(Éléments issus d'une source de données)
-*-

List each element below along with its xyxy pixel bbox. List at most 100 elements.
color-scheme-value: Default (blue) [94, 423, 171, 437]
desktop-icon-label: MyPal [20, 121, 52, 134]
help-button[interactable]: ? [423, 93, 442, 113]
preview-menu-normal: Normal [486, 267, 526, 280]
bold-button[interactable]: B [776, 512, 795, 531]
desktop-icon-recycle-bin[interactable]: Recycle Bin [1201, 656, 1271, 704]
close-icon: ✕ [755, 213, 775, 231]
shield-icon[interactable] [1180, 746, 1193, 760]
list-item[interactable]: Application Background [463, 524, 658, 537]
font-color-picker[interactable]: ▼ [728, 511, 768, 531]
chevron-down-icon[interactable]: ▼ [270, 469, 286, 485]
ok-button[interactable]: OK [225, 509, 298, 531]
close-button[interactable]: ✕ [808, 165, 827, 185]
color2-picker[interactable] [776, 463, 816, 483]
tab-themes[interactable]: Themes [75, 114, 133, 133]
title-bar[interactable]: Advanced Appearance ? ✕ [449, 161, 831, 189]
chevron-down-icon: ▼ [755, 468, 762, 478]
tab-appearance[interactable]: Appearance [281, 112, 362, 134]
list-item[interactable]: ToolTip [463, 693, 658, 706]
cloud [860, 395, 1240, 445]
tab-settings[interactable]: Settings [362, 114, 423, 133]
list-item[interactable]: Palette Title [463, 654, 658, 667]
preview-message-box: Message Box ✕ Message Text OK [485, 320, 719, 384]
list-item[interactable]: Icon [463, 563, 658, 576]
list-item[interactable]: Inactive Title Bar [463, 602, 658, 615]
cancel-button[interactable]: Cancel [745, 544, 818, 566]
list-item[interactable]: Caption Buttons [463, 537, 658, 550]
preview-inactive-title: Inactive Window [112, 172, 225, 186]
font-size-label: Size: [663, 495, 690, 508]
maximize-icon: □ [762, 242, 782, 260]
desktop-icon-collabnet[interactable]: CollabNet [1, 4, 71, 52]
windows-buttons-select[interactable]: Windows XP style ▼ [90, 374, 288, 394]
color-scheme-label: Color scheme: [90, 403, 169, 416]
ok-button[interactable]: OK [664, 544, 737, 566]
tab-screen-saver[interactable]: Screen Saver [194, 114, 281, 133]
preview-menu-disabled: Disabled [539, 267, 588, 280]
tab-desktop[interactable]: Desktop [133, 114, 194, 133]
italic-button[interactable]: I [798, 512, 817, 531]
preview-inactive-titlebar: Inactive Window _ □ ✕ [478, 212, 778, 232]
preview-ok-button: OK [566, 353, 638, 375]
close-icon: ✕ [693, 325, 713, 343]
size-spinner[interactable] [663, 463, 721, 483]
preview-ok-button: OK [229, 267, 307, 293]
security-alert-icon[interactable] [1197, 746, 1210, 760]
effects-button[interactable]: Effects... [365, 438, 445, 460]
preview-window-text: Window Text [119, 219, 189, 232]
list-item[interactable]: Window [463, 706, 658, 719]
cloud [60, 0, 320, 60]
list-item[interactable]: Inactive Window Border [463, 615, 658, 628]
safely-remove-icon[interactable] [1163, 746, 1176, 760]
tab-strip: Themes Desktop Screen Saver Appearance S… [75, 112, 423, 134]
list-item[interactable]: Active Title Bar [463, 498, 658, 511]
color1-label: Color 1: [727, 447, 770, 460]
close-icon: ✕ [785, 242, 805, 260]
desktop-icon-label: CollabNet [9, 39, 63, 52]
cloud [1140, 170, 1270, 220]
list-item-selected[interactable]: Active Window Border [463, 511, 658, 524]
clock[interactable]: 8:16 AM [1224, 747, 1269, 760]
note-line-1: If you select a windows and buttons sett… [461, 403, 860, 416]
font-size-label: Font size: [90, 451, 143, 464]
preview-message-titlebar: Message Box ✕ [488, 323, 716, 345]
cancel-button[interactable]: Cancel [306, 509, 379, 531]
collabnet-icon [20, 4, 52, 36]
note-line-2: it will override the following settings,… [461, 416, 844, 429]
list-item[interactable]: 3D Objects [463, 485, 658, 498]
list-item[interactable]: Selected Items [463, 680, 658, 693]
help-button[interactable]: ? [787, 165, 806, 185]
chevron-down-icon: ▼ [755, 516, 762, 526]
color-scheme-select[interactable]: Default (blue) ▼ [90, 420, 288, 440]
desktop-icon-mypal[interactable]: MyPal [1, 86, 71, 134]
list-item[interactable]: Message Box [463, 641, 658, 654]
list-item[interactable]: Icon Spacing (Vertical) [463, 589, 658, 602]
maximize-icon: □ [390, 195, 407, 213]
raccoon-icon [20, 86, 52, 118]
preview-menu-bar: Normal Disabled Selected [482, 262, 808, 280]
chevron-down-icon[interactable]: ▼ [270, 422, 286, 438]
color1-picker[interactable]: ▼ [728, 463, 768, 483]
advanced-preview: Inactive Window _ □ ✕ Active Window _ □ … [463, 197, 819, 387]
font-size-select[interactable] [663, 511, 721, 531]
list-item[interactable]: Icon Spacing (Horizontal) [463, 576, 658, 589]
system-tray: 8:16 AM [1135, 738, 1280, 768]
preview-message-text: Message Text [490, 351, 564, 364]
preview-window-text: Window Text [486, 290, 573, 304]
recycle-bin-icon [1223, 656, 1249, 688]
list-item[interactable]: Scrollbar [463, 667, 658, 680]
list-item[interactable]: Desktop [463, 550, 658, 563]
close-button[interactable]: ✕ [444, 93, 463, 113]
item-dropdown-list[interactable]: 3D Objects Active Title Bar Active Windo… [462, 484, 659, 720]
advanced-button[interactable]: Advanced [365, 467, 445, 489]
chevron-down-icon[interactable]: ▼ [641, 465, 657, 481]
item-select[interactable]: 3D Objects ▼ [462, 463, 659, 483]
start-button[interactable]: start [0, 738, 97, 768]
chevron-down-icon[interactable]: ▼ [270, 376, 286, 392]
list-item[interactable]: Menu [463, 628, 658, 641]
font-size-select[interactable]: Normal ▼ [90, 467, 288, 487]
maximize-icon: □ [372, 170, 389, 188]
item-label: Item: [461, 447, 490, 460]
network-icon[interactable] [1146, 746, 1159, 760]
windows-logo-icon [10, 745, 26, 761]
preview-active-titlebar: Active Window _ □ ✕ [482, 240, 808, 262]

-*-

**ÉNONCÉ ÉCRIT**
Citez mot pour mot le matériel depuis son début jusqu'à la ligne qui contient "bold-button[interactable]: B [776, 512, 795, 531]", celle-ci comprise.

**RÉPONSE CORRECTE**
List each element below along with its xyxy pixel bbox. List at most 100 elements.
color-scheme-value: Default (blue) [94, 423, 171, 437]
desktop-icon-label: MyPal [20, 121, 52, 134]
help-button[interactable]: ? [423, 93, 442, 113]
preview-menu-normal: Normal [486, 267, 526, 280]
bold-button[interactable]: B [776, 512, 795, 531]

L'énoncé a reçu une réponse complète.